§ AIM OF THE TASK: Pull every line that holds the word "oignons" from the entries.

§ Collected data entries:

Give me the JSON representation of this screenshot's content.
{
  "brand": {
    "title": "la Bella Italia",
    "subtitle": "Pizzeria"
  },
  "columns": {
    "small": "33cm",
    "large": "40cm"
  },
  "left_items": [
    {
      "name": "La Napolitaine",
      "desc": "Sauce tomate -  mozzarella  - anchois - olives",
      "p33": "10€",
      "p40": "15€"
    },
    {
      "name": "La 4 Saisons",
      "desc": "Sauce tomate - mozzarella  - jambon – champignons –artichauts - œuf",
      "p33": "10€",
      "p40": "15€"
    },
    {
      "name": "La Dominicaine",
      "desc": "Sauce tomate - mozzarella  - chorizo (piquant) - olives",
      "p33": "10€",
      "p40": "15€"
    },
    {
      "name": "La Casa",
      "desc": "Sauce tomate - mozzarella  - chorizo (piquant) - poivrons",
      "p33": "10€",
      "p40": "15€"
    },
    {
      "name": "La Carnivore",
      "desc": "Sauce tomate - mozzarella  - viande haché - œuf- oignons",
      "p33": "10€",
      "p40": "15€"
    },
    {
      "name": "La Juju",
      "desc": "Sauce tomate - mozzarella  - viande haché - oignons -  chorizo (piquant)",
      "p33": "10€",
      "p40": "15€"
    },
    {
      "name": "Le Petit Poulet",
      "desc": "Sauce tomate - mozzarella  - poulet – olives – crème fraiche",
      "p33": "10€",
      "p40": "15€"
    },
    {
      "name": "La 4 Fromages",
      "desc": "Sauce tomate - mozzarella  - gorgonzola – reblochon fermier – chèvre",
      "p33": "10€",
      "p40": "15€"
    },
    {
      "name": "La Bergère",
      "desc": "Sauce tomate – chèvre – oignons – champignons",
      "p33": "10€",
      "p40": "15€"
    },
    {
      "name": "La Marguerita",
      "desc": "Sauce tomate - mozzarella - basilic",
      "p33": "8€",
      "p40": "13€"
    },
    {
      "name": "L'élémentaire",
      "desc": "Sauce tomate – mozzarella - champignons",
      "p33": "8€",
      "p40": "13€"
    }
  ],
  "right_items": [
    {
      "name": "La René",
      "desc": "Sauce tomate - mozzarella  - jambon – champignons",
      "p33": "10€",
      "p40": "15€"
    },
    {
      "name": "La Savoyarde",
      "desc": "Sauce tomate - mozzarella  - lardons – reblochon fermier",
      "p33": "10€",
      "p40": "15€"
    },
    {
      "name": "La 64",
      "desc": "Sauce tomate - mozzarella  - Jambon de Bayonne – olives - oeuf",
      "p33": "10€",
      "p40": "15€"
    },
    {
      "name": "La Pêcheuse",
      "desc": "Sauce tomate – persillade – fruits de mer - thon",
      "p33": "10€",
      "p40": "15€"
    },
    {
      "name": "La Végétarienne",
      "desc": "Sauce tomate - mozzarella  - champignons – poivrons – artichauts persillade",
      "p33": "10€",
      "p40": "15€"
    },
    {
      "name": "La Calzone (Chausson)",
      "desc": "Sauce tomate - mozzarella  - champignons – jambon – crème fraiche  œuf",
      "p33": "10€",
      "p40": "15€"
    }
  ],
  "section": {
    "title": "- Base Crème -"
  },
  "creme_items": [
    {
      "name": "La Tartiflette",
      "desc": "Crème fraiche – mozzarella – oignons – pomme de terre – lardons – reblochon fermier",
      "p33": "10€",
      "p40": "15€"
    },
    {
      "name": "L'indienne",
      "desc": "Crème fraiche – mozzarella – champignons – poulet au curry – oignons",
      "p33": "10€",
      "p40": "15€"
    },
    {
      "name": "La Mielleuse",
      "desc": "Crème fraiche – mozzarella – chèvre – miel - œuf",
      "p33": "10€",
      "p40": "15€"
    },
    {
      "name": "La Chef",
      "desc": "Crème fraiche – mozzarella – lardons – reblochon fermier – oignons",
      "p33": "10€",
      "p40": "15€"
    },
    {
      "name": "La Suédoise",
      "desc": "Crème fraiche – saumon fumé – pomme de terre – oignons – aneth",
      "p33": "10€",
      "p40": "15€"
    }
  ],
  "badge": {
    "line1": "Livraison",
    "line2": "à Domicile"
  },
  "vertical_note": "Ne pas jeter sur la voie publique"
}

§ WRITTEN ANSWER:
      "desc": "Sauce tomate - mozzarella  - viande haché - œuf- oignons",
      "desc": "Sauce tomate - mozzarella  - viande haché - oignons -  chorizo (piquant)",
      "desc": "Sauce tomate – chèvre – oignons – champignons",
      "desc": "Crème fraiche – mozzarella – oignons – pomme de terre – lardons – reblochon fermier",
      "desc": "Crème fraiche – mozzarella – champignons – poulet au curry – oignons",
      "desc": "Crème fraiche – mozzarella – lardons – reblochon fermier – oignons",
      "desc": "Crème fraiche – saumon fumé – pomme de terre – oignons – aneth",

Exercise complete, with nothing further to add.